**SHORT EXERCISE**
Identify each line holding the string "Maja" and copy it.

[Saved entries]
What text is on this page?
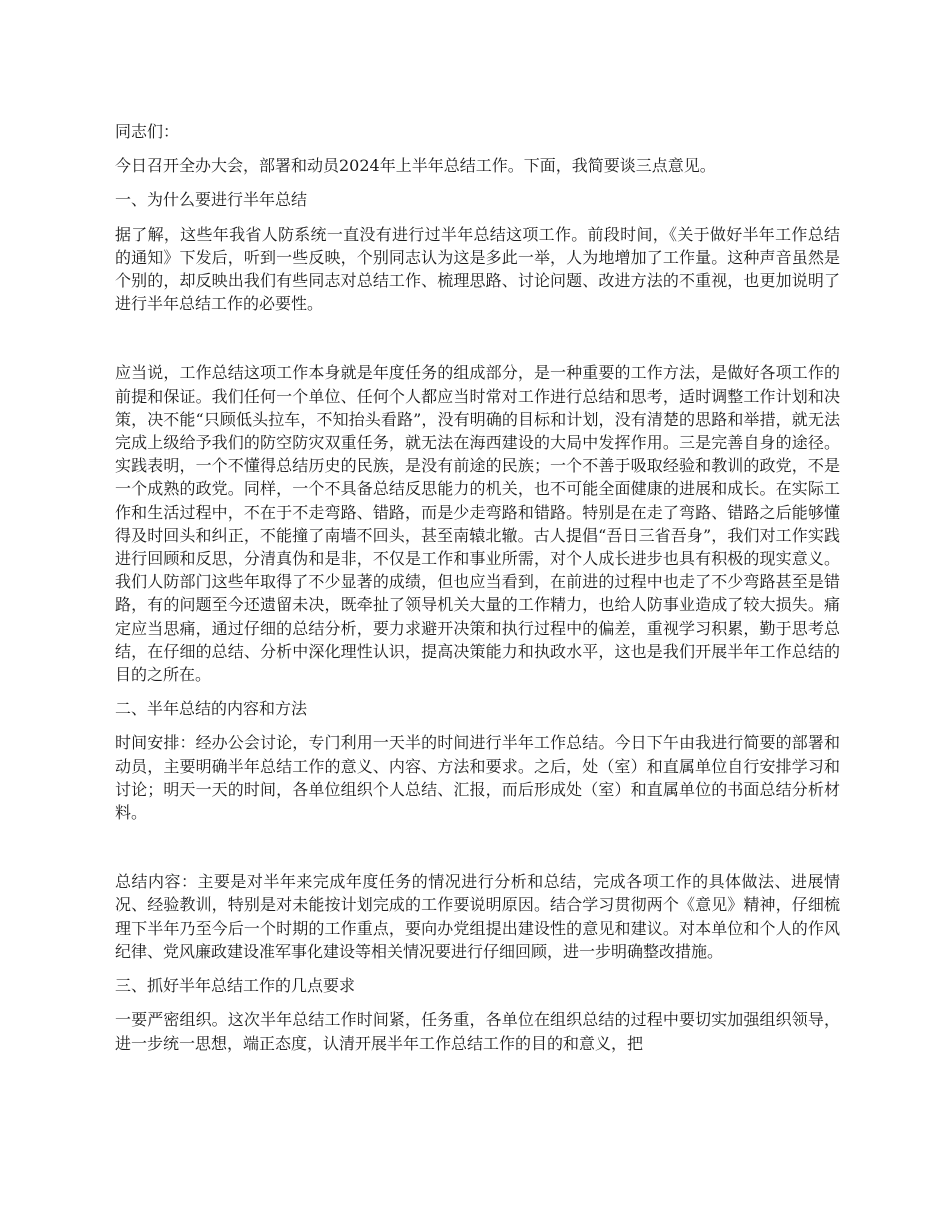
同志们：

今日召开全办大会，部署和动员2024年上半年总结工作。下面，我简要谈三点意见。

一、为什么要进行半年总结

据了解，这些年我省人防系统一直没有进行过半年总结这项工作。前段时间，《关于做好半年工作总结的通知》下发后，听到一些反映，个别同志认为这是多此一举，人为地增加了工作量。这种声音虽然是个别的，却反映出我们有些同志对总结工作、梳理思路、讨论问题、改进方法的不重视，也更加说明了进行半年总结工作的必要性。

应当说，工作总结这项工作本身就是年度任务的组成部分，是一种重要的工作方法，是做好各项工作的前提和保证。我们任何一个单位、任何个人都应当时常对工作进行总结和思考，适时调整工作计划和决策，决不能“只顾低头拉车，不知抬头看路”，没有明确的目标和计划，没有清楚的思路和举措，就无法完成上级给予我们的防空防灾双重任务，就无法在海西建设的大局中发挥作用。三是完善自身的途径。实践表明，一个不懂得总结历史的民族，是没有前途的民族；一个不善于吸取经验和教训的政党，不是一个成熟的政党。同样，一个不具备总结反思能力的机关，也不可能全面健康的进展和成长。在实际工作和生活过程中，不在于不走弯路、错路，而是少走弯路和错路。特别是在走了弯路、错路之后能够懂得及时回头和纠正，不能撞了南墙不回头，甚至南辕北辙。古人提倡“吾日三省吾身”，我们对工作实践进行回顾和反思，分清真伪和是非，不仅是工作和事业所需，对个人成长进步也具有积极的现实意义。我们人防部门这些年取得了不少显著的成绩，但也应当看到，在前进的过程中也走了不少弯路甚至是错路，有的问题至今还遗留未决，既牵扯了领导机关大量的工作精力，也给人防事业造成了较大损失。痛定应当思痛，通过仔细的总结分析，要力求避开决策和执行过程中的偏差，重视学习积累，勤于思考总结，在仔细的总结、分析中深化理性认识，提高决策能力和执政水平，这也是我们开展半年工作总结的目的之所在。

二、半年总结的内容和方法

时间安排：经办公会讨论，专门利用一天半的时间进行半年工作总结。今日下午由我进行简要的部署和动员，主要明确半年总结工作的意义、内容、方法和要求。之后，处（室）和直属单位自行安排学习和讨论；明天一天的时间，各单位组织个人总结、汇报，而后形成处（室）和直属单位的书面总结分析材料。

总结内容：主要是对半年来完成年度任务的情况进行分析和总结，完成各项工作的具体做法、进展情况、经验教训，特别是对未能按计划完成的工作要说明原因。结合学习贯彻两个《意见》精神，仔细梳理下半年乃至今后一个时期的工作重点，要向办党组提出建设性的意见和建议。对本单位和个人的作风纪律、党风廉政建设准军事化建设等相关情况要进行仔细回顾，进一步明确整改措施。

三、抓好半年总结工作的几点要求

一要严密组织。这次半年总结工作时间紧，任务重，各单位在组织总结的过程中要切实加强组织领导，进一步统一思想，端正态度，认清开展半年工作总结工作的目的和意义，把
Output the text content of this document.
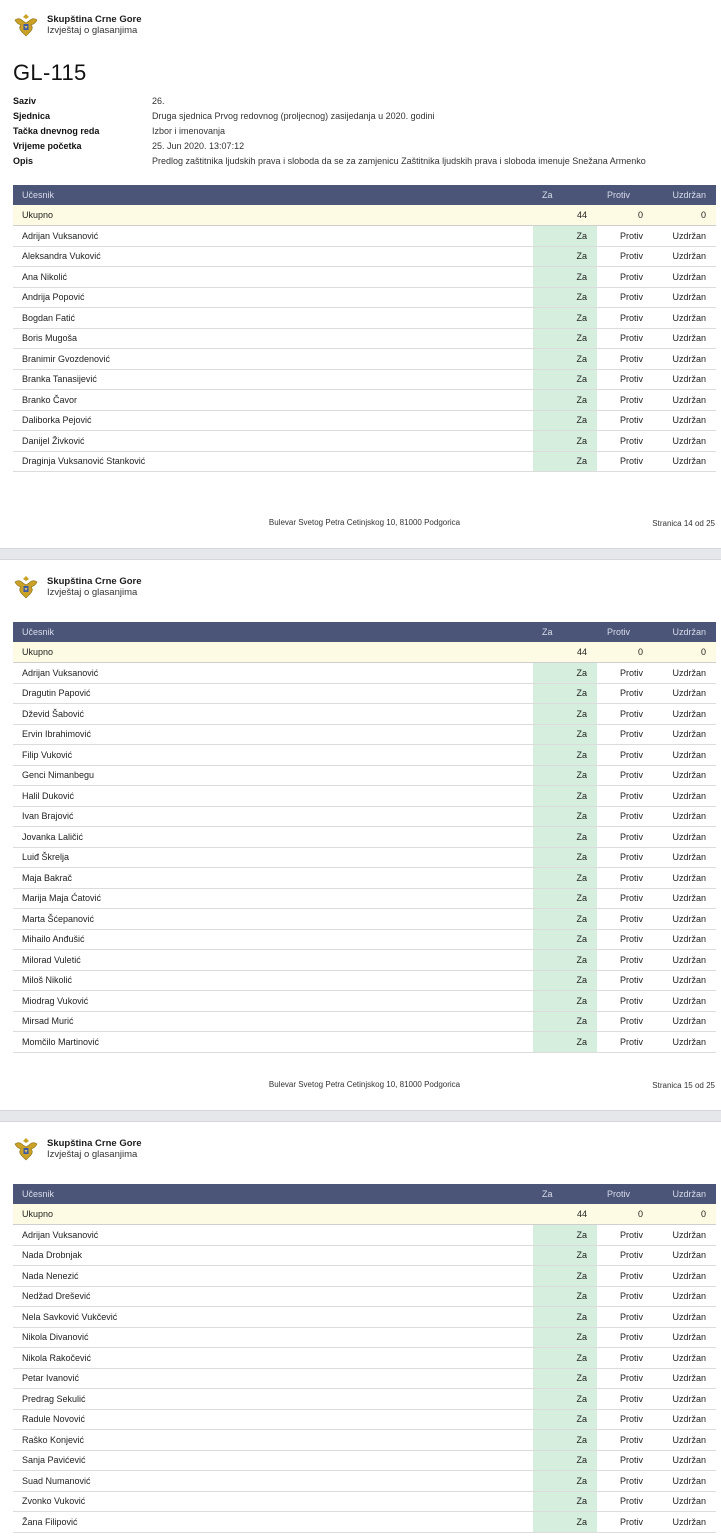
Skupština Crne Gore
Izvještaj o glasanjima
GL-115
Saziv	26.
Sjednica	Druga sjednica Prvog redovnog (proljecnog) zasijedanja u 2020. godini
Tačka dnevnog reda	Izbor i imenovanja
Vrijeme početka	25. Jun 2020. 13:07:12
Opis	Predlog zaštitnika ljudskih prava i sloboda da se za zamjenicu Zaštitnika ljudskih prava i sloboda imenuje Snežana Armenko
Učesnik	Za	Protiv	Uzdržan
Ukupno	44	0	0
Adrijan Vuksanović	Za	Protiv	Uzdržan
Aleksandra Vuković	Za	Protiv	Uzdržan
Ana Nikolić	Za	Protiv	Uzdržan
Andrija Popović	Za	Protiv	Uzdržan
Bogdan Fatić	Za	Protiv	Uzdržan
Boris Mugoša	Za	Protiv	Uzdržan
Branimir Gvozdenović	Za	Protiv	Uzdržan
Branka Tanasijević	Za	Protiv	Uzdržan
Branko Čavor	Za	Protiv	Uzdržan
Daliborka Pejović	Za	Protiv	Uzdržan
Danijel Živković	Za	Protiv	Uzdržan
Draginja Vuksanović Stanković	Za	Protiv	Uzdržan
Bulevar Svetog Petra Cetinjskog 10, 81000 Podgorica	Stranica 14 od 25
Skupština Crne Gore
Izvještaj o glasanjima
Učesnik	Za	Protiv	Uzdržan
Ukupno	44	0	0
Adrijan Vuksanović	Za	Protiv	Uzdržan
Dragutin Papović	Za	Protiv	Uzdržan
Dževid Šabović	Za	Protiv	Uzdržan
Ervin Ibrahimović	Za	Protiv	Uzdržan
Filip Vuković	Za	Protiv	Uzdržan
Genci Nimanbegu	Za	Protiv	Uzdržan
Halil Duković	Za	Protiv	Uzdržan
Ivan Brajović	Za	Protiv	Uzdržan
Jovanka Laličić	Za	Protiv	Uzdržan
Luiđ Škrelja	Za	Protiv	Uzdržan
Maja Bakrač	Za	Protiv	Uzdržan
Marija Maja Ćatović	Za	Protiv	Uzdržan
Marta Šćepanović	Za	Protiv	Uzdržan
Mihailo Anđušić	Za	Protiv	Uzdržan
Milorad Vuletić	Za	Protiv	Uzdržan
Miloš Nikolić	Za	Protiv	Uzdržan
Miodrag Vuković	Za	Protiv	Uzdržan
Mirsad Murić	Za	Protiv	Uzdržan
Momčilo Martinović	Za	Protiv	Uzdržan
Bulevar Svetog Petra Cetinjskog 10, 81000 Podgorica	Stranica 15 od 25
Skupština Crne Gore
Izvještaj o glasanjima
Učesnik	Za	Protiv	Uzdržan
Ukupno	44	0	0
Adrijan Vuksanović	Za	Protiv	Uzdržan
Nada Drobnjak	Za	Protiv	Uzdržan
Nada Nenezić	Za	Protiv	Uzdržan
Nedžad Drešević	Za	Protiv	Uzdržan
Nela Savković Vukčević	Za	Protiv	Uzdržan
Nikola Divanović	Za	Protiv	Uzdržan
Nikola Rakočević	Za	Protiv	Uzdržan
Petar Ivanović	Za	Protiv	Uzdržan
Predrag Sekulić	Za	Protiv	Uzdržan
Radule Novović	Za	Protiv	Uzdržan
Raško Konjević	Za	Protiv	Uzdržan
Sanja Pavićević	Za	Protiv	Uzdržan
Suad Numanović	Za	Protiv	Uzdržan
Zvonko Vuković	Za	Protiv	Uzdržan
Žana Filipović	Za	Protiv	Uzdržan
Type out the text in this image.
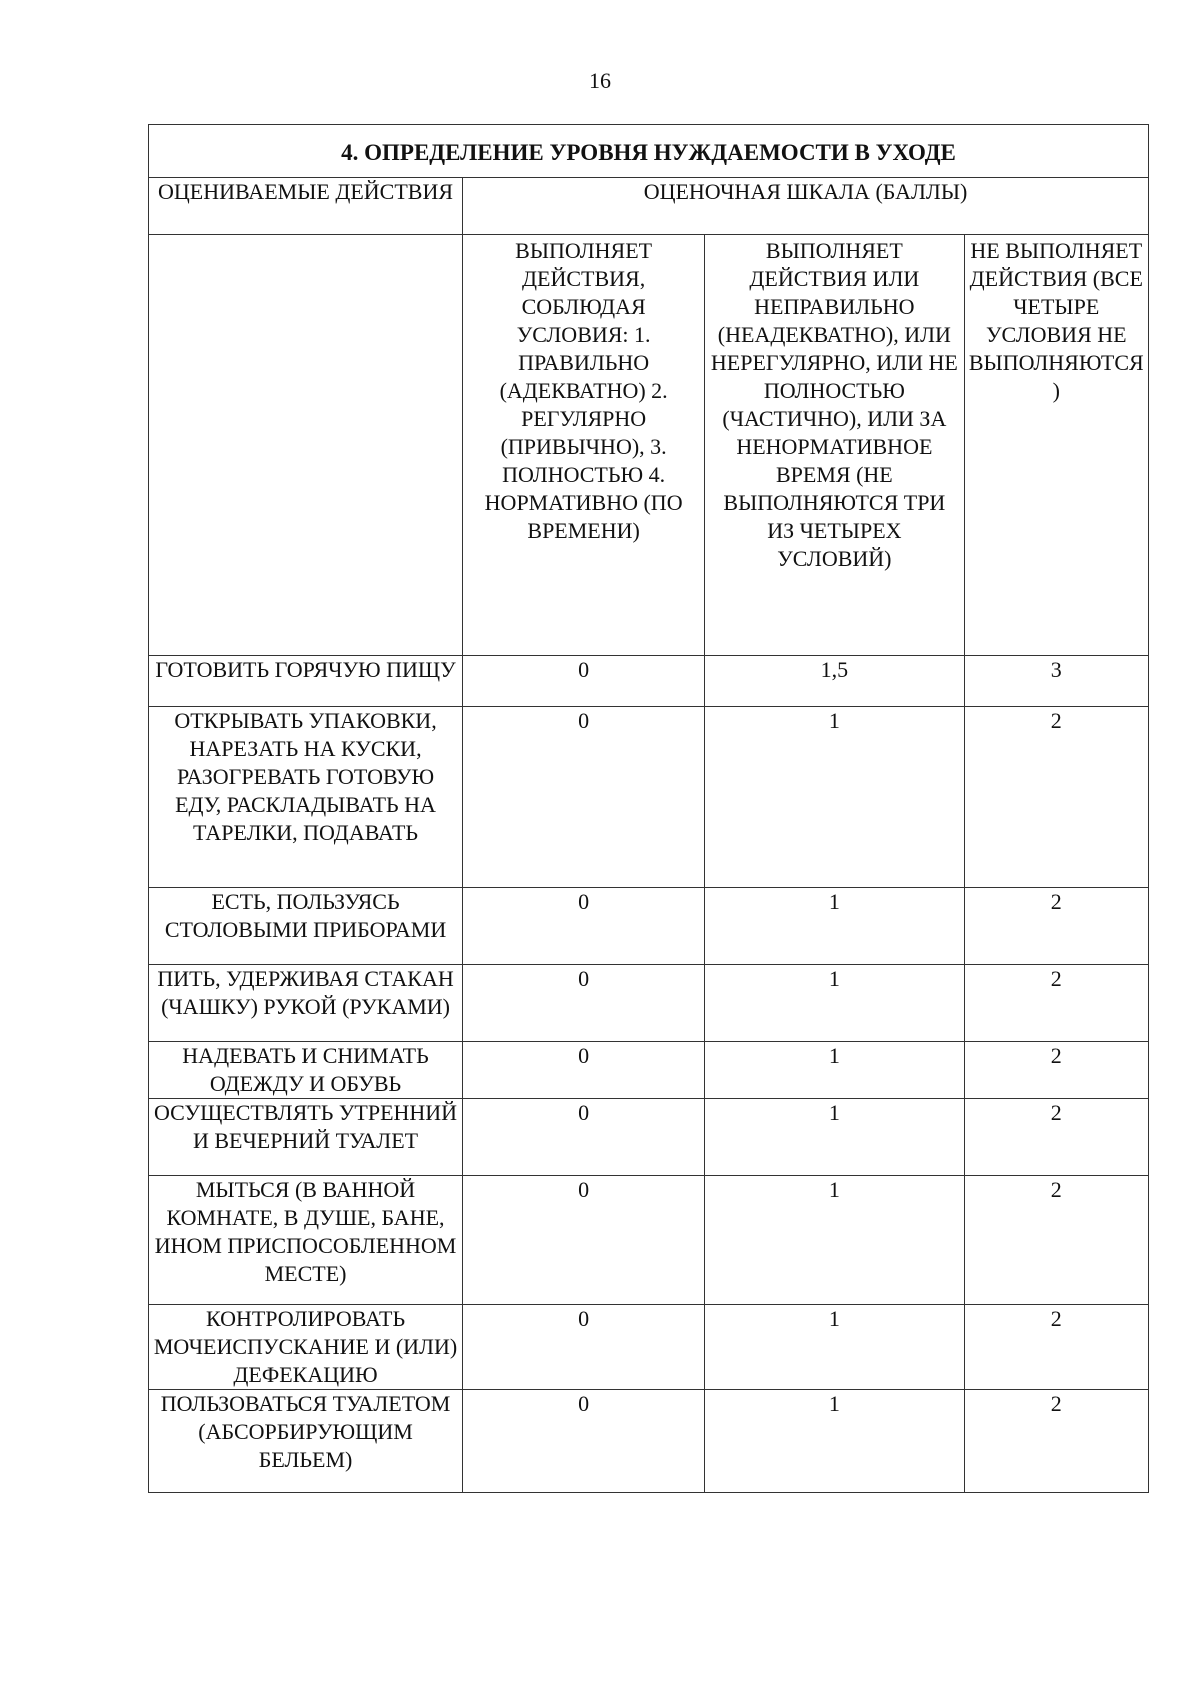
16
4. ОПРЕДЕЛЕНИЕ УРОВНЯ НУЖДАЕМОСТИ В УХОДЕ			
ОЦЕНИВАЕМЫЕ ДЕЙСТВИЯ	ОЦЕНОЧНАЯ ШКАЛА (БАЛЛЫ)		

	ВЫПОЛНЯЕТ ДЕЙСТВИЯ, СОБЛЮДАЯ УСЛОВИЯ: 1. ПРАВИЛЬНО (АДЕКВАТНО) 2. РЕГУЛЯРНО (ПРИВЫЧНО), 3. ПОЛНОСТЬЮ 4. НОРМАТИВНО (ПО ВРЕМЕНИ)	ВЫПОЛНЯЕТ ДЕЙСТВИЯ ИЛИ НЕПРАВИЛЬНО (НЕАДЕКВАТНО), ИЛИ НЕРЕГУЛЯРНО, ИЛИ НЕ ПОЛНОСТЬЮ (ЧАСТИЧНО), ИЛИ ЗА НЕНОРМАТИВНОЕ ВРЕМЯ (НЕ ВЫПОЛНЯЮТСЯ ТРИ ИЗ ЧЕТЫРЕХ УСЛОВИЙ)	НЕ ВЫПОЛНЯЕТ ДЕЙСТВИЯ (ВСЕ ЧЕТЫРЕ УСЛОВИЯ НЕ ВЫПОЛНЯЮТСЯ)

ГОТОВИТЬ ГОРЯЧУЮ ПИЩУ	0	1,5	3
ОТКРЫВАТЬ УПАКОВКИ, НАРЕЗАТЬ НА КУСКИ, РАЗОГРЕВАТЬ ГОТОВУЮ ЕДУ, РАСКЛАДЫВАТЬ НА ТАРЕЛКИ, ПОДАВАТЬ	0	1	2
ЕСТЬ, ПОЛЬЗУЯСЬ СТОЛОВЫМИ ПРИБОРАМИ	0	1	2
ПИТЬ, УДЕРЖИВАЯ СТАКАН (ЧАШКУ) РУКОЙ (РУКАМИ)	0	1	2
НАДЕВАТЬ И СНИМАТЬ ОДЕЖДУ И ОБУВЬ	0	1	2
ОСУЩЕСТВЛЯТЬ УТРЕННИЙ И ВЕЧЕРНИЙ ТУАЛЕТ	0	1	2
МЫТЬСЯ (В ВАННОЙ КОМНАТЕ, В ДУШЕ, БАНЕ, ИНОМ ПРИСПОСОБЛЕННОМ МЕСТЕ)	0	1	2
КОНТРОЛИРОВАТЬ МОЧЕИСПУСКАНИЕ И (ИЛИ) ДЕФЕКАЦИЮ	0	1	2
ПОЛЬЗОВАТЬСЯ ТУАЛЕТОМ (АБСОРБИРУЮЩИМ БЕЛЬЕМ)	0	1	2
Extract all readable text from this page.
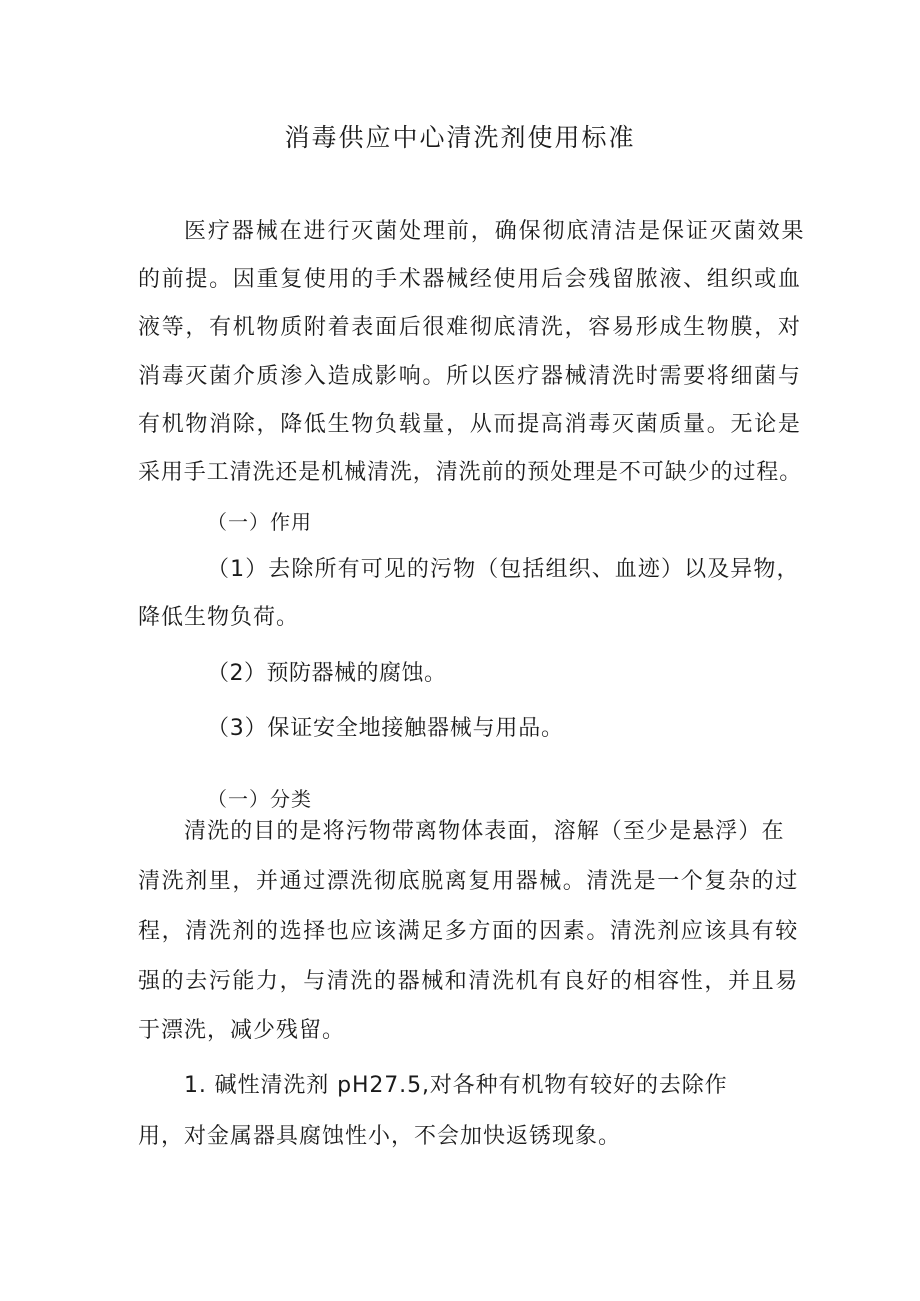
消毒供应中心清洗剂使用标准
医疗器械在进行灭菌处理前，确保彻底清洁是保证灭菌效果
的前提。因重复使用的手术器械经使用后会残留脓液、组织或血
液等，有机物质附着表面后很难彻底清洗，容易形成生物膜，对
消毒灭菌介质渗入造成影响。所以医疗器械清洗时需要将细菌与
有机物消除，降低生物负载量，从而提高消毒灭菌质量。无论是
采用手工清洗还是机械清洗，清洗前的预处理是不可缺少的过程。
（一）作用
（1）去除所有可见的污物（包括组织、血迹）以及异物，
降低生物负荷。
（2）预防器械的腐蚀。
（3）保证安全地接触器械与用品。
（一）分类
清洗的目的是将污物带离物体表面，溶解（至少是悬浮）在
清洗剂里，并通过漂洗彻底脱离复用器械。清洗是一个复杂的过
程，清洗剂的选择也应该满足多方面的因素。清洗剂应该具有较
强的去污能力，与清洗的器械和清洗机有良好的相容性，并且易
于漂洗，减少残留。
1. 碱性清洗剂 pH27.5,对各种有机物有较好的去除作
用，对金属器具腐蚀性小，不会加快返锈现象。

**EXERCISE RESPONSE**
Maja Bakrač	Za	Protiv	Uzdržan
Marija Maja Ćatović	Za	Protiv	Uzdržan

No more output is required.